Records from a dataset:

────────────────────────────────────────

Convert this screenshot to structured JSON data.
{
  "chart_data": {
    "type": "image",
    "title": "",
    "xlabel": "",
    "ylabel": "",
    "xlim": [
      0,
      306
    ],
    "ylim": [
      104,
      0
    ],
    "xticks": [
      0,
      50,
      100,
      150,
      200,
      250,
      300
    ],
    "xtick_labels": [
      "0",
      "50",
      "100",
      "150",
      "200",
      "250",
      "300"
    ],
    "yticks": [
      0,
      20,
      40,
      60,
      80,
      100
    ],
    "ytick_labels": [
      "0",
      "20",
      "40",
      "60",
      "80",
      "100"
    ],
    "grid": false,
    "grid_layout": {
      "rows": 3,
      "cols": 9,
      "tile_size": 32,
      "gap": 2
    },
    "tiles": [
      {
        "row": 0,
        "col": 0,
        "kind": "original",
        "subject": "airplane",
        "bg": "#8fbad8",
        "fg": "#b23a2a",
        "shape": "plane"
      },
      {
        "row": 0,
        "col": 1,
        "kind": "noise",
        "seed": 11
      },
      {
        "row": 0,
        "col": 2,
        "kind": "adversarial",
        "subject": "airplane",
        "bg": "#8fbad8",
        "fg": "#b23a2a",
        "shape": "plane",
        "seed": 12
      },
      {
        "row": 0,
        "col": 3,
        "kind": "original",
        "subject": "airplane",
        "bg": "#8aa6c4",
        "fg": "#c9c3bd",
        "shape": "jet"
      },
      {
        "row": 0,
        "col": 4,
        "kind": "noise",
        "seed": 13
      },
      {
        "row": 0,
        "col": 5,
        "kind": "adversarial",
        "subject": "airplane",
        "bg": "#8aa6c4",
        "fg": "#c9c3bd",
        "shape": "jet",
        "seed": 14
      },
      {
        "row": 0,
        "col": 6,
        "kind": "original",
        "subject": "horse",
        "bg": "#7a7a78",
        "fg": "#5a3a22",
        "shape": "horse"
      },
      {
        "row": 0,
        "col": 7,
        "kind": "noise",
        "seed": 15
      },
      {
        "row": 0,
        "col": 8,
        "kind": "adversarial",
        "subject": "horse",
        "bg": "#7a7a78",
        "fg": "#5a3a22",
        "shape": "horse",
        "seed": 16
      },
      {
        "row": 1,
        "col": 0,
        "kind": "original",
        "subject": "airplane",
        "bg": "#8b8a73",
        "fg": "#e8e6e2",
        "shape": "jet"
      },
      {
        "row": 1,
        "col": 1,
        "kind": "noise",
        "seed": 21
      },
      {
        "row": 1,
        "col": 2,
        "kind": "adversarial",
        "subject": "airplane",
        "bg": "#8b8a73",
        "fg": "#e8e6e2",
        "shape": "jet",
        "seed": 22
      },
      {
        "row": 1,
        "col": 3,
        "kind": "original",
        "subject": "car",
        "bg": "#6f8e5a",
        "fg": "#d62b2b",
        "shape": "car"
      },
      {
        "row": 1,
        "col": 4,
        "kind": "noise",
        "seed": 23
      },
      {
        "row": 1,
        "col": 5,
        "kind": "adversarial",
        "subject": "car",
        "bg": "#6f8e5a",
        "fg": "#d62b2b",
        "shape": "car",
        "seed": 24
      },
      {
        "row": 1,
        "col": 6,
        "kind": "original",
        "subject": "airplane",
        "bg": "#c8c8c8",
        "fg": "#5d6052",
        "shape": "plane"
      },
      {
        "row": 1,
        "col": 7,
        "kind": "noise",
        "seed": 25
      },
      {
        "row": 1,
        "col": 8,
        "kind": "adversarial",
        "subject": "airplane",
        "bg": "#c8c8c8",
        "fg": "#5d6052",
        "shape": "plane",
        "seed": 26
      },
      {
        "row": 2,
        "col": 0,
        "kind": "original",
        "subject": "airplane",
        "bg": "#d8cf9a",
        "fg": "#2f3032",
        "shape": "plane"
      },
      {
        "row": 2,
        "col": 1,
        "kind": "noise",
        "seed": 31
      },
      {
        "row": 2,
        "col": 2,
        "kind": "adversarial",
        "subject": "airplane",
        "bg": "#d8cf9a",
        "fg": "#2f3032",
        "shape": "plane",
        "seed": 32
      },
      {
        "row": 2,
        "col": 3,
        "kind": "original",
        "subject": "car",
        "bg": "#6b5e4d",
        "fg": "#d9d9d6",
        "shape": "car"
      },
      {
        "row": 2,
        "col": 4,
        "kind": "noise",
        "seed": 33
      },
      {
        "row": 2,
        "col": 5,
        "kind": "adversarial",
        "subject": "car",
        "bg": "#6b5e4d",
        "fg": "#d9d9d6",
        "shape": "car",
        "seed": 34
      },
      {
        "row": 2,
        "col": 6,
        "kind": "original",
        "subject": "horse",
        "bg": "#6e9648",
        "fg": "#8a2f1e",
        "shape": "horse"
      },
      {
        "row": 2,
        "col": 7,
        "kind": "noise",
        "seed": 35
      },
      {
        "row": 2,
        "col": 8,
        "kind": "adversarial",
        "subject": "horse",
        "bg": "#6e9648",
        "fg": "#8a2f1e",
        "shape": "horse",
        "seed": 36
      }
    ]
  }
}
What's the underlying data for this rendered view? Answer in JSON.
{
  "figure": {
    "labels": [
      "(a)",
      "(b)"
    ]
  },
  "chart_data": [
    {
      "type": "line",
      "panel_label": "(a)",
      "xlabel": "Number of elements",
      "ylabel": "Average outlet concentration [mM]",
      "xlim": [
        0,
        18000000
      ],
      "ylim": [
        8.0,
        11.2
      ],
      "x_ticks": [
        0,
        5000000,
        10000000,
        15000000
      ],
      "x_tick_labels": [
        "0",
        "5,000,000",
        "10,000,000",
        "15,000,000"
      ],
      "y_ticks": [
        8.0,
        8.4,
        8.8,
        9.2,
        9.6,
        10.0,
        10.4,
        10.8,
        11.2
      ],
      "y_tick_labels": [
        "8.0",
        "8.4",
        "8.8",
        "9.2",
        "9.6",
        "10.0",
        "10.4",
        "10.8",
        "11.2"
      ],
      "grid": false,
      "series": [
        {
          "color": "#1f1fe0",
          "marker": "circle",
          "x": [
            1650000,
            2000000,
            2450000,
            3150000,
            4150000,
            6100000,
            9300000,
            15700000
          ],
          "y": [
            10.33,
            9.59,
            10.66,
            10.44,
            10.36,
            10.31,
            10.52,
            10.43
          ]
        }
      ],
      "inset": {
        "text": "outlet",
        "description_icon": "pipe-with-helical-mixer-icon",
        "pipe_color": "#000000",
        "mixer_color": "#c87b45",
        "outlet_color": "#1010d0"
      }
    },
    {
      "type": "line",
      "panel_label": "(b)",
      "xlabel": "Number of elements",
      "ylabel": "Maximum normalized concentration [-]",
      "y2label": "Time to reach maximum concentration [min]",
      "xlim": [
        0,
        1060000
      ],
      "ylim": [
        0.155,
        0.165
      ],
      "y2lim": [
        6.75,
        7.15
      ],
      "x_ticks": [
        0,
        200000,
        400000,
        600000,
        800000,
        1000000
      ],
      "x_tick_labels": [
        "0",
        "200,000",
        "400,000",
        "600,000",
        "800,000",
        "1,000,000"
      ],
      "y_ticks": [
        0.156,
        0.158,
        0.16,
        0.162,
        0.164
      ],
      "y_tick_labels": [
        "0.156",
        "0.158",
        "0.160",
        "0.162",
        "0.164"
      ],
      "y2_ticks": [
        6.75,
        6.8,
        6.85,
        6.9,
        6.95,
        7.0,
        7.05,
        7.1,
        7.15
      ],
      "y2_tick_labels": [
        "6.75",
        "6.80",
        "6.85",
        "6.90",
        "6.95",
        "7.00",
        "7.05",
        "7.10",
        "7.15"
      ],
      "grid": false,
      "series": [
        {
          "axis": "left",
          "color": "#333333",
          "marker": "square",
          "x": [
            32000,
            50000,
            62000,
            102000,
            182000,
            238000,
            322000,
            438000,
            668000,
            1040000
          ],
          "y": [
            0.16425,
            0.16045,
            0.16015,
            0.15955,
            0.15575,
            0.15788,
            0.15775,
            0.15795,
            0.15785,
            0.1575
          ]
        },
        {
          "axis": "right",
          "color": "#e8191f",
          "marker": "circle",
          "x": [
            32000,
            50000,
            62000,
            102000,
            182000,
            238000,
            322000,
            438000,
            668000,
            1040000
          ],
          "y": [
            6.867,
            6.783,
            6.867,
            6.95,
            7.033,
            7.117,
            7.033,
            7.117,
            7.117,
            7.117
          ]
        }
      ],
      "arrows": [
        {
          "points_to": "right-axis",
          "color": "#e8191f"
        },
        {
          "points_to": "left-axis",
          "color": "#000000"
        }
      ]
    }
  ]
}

────────────────────────────────────────

> _REQUIREMENTS_: Copy every line above in which the string "JSON" shows up.

> _WRITTEN RESPONSE_:
Convert this screenshot to structured JSON data.
What's the underlying data for this rendered view? Answer in JSON.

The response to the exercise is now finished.